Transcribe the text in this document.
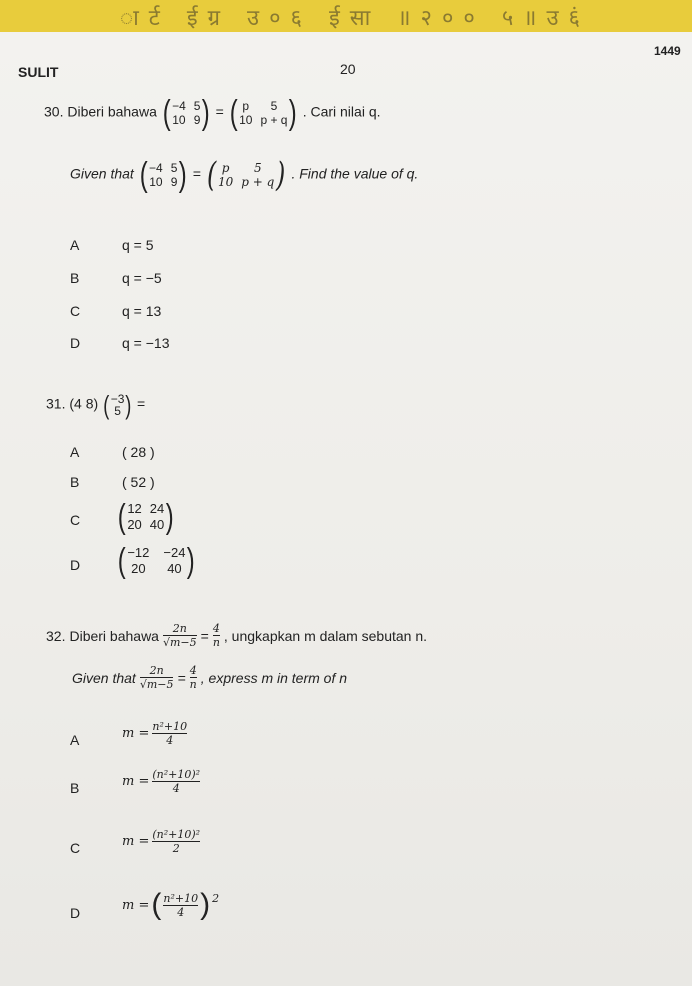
ार्ट ईग्र उ०६ ईसा ॥२०० ५॥उ६ं
1449
SULIT	20
30. Diberi bahawa ( −4 5
10 9 ) = ( p	5
10 p + q ) . Cari nilai q.
Given that ( −4 5
10 9 ) = ( p	5
10 p + q ) . Find the value of q.
A	q = 5
B	q = −5
C	q = 13
D	q = −13
31. (4 8) ( −3
5 ) =
A	( 28 )
B	( 52 )
C ( 12 24
20 40 )
D ( −12 −24
20 40 )
32. Diberi bahawa $\frac{2n}{√m-5} = \frac{4}{n}$ , ungkapkan m dalam sebutan n.
Given that $\frac{2n}{√m-5} = \frac{4}{n}$ , express m in term of n
A	$m = \frac{\text{n²+10}}{4}$
B	$m = \frac{\text{(n²+10)²}}{4}$
C	$m = \frac{\text{(n²+10)²}}{2}$
D	m = ( $\frac{\text{n²+10}}{4}$ ) 2
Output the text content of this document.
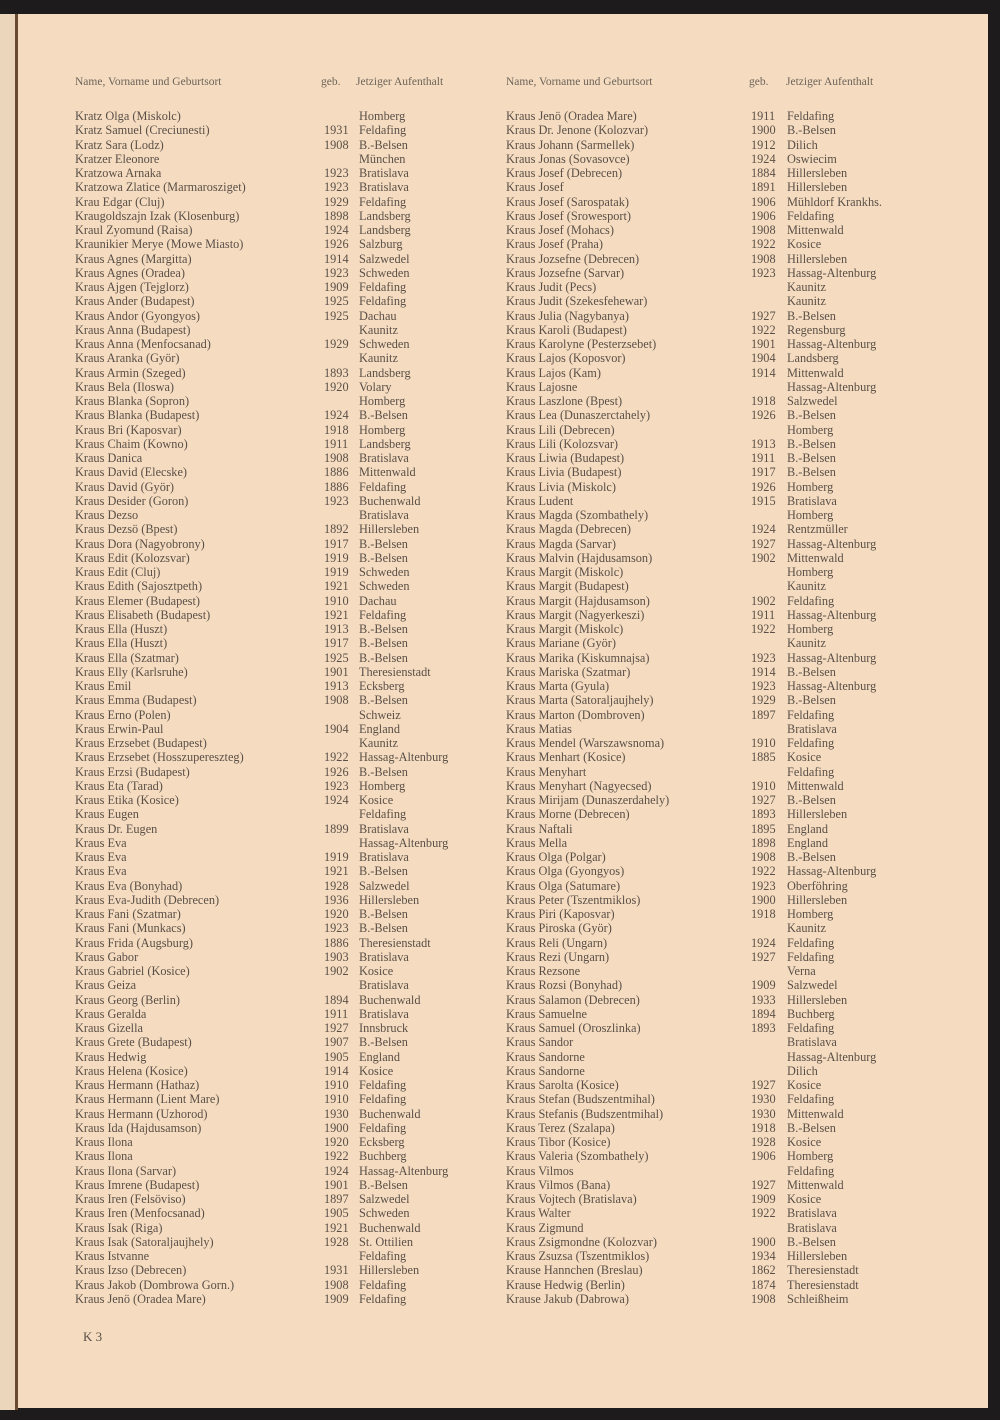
Name, Vorname und Geburtsort	geb. Jetziger Aufenthalt
Kratz Olga (Miskolc)	Homberg
Kratz Samuel (Creciunesti)	1931 Feldafing
Kratz Sara (Lodz)	1908 B.-Belsen
Kratzer Eleonore	München
Kratzowa Arnaka	1923 Bratislava
Kratzowa Zlatice (Marmarosziget)	1923 Bratislava
Krau Edgar (Cluj)	1929 Feldafing
Kraugoldszajn Izak (Klosenburg)	1898 Landsberg
Kraul Zyomund (Raisa)	1924 Landsberg
Kraunikier Merye (Mowe Miasto)	1926 Salzburg
Kraus Agnes (Margitta)	1914 Salzwedel
Kraus Agnes (Oradea)	1923 Schweden
Kraus Ajgen (Tejglorz)	1909 Feldafing
Kraus Ander (Budapest)	1925 Feldafing
Kraus Andor (Gyongyos)	1925 Dachau
Kraus Anna (Budapest)	Kaunitz
Kraus Anna (Menfocsanad)	1929 Schweden
Kraus Aranka (Györ)	Kaunitz
Kraus Armin (Szeged)	1893 Landsberg
Kraus Bela (Iloswa)	1920 Volary
Kraus Blanka (Sopron)	Homberg
Kraus Blanka (Budapest)	1924 B.-Belsen
Kraus Bri (Kaposvar)	1918 Homberg
Kraus Chaim (Kowno)	1911 Landsberg
Kraus Danica	1908 Bratislava
Kraus David (Elecske)	1886 Mittenwald
Kraus David (Györ)	1886 Feldafing
Kraus Desider (Goron)	1923 Buchenwald
Kraus Dezso	Bratislava
Kraus Dezsö (Bpest)	1892 Hillersleben
Kraus Dora (Nagyobrony)	1917 B.-Belsen
Kraus Edit (Kolozsvar)	1919 B.-Belsen
Kraus Edit (Cluj)	1919 Schweden
Kraus Edith (Sajosztpeth)	1921 Schweden
Kraus Elemer (Budapest)	1910 Dachau
Kraus Elisabeth (Budapest)	1921 Feldafing
Kraus Ella (Huszt)	1913 B.-Belsen
Kraus Ella (Huszt)	1917 B.-Belsen
Kraus Ella (Szatmar)	1925 B.-Belsen
Kraus Elly (Karlsruhe)	1901 Theresienstadt
Kraus Emil	1913 Ecksberg
Kraus Emma (Budapest)	1908 B.-Belsen
Kraus Erno (Polen)	Schweiz
Kraus Erwin-Paul	1904 England
Kraus Erzsebet (Budapest)	Kaunitz
Kraus Erzsebet (Hosszupereszteg)	1922 Hassag-Altenburg
Kraus Erzsi (Budapest)	1926 B.-Belsen
Kraus Eta (Tarad)	1923 Homberg
Kraus Etika (Kosice)	1924 Kosice
Kraus Eugen	Feldafing
Kraus Dr. Eugen	1899 Bratislava
Kraus Eva	Hassag-Altenburg
Kraus Eva	1919 Bratislava
Kraus Eva	1921 B.-Belsen
Kraus Eva (Bonyhad)	1928 Salzwedel
Kraus Eva-Judith (Debrecen)	1936 Hillersleben
Kraus Fani (Szatmar)	1920 B.-Belsen
Kraus Fani (Munkacs)	1923 B.-Belsen
Kraus Frida (Augsburg)	1886 Theresienstadt
Kraus Gabor	1903 Bratislava
Kraus Gabriel (Kosice)	1902 Kosice
Kraus Geiza	Bratislava
Kraus Georg (Berlin)	1894 Buchenwald
Kraus Geralda	1911 Bratislava
Kraus Gizella	1927 Innsbruck
Kraus Grete (Budapest)	1907 B.-Belsen
Kraus Hedwig	1905 England
Kraus Helena (Kosice)	1914 Kosice
Kraus Hermann (Hathaz)	1910 Feldafing
Kraus Hermann (Lient Mare)	1910 Feldafing
Kraus Hermann (Uzhorod)	1930 Buchenwald
Kraus Ida (Hajdusamson)	1900 Feldafing
Kraus Ilona	1920 Ecksberg
Kraus Ilona	1922 Buchberg
Kraus Ilona (Sarvar)	1924 Hassag-Altenburg
Kraus Imrene (Budapest)	1901 B.-Belsen
Kraus Iren (Felsöviso)	1897 Salzwedel
Kraus Iren (Menfocsanad)	1905 Schweden
Kraus Isak (Riga)	1921 Buchenwald
Kraus Isak (Satoraljaujhely)	1928 St. Ottilien
Kraus Istvanne	Feldafing
Kraus Izso (Debrecen)	1931 Hillersleben
Kraus Jakob (Dombrowa Gorn.)	1908 Feldafing
Kraus Jenö (Oradea Mare)	1909 Feldafing
Name, Vorname und Geburtsort	geb. Jetziger Aufenthalt
Kraus Jenö (Oradea Mare)	1911 Feldafing
Kraus Dr. Jenone (Kolozvar)	1900 B.-Belsen
Kraus Johann (Sarmellek)	1912 Dilich
Kraus Jonas (Sovasovce)	1924 Oswiecim
Kraus Josef (Debrecen)	1884 Hillersleben
Kraus Josef	1891 Hillersleben
Kraus Josef (Sarospatak)	1906 Mühldorf Krankhs.
Kraus Josef (Srowesport)	1906 Feldafing
Kraus Josef (Mohacs)	1908 Mittenwald
Kraus Josef (Praha)	1922 Kosice
Kraus Jozsefne (Debrecen)	1908 Hillersleben
Kraus Jozsefne (Sarvar)	1923 Hassag-Altenburg
Kraus Judit (Pecs)	Kaunitz
Kraus Judit (Szekesfehewar)	Kaunitz
Kraus Julia (Nagybanya)	1927 B.-Belsen
Kraus Karoli (Budapest)	1922 Regensburg
Kraus Karolyne (Pesterzsebet)	1901 Hassag-Altenburg
Kraus Lajos (Koposvor)	1904 Landsberg
Kraus Lajos (Kam)	1914 Mittenwald
Kraus Lajosne	Hassag-Altenburg
Kraus Laszlone (Bpest)	1918 Salzwedel
Kraus Lea (Dunaszerctahely)	1926 B.-Belsen
Kraus Lili (Debrecen)	Homberg
Kraus Lili (Kolozsvar)	1913 B.-Belsen
Kraus Liwia (Budapest)	1911 B.-Belsen
Kraus Livia (Budapest)	1917 B.-Belsen
Kraus Livia (Miskolc)	1926 Homberg
Kraus Ludent	1915 Bratislava
Kraus Magda (Szombathely)	Homberg
Kraus Magda (Debrecen)	1924 Rentzmüller
Kraus Magda (Sarvar)	1927 Hassag-Altenburg
Kraus Malvin (Hajdusamson)	1902 Mittenwald
Kraus Margit (Miskolc)	Homberg
Kraus Margit (Budapest)	Kaunitz
Kraus Margit (Hajdusamson)	1902 Feldafing
Kraus Margit (Nagyerkeszi)	1911 Hassag-Altenburg
Kraus Margit (Miskolc)	1922 Homberg
Kraus Mariane (Györ)	Kaunitz
Kraus Marika (Kiskumnajsa)	1923 Hassag-Altenburg
Kraus Mariska (Szatmar)	1914 B.-Belsen
Kraus Marta (Gyula)	1923 Hassag-Altenburg
Kraus Marta (Satoraljaujhely)	1929 B.-Belsen
Kraus Marton (Dombroven)	1897 Feldafing
Kraus Matias	Bratislava
Kraus Mendel (Warszawsnoma)	1910 Feldafing
Kraus Menhart (Kosice)	1885 Kosice
Kraus Menyhart	Feldafing
Kraus Menyhart (Nagyecsed)	1910 Mittenwald
Kraus Mirijam (Dunaszerdahely)	1927 B.-Belsen
Kraus Morne (Debrecen)	1893 Hillersleben
Kraus Naftali	1895 England
Kraus Mella	1898 England
Kraus Olga (Polgar)	1908 B.-Belsen
Kraus Olga (Gyongyos)	1922 Hassag-Altenburg
Kraus Olga (Satumare)	1923 Oberföhring
Kraus Peter (Tszentmiklos)	1900 Hillersleben
Kraus Piri (Kaposvar)	1918 Homberg
Kraus Piroska (Györ)	Kaunitz
Kraus Reli (Ungarn)	1924 Feldafing
Kraus Rezi (Ungarn)	1927 Feldafing
Kraus Rezsone	Verna
Kraus Rozsi (Bonyhad)	1909 Salzwedel
Kraus Salamon (Debrecen)	1933 Hillersleben
Kraus Samuelne	1894 Buchberg
Kraus Samuel (Oroszlinka)	1893 Feldafing
Kraus Sandor	Bratislava
Kraus Sandorne	Hassag-Altenburg
Kraus Sandorne	Dilich
Kraus Sarolta (Kosice)	1927 Kosice
Kraus Stefan (Budszentmihal)	1930 Feldafing
Kraus Stefanis (Budszentmihal)	1930 Mittenwald
Kraus Terez (Szalapa)	1918 B.-Belsen
Kraus Tibor (Kosice)	1928 Kosice
Kraus Valeria (Szombathely)	1906 Homberg
Kraus Vilmos	Feldafing
Kraus Vilmos (Bana)	1927 Mittenwald
Kraus Vojtech (Bratislava)	1909 Kosice
Kraus Walter	1922 Bratislava
Kraus Zigmund	Bratislava
Kraus Zsigmondne (Kolozvar)	1900 B.-Belsen
Kraus Zsuzsa (Tszentmiklos)	1934 Hillersleben
Krause Hannchen (Breslau)	1862 Theresienstadt
Krause Hedwig (Berlin)	1874 Theresienstadt
Krause Jakub (Dabrowa)	1908 Schleißheim
K 3
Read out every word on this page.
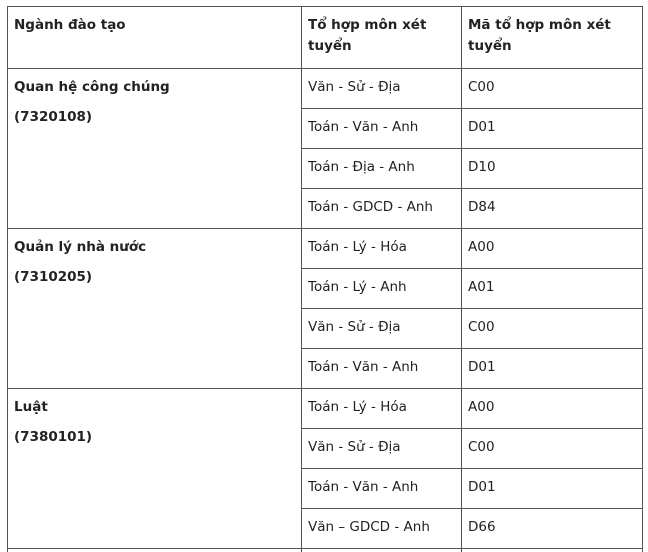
Ngành đào tạo	Tổ hợp môn xét tuyển	Mã tổ hợp môn xét tuyển

Quan hệ công chúng
(7320108)	Văn - Sử - Địa	C00
	Toán - Văn - Anh	D01
	Toán - Địa - Anh	D10
	Toán - GDCD - Anh	D84

Quản lý nhà nước
(7310205)	Toán - Lý - Hóa	A00
	Toán - Lý - Anh	A01
	Văn - Sử - Địa	C00
	Toán - Văn - Anh	D01

Luật
(7380101)	Toán - Lý - Hóa	A00
	Văn - Sử - Địa	C00
	Toán - Văn - Anh	D01
	Văn – GDCD - Anh	D66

------------------------------

Identify lines with the string "Toán". Copy each one.

	Toán - Văn - Anh	D01
	Toán - Địa - Anh	D10
	Toán - GDCD - Anh	D84
(7310205)	Toán - Lý - Hóa	A00
	Toán - Lý - Anh	A01
	Toán - Văn - Anh	D01
(7380101)	Toán - Lý - Hóa	A00
	Toán - Văn - Anh	D01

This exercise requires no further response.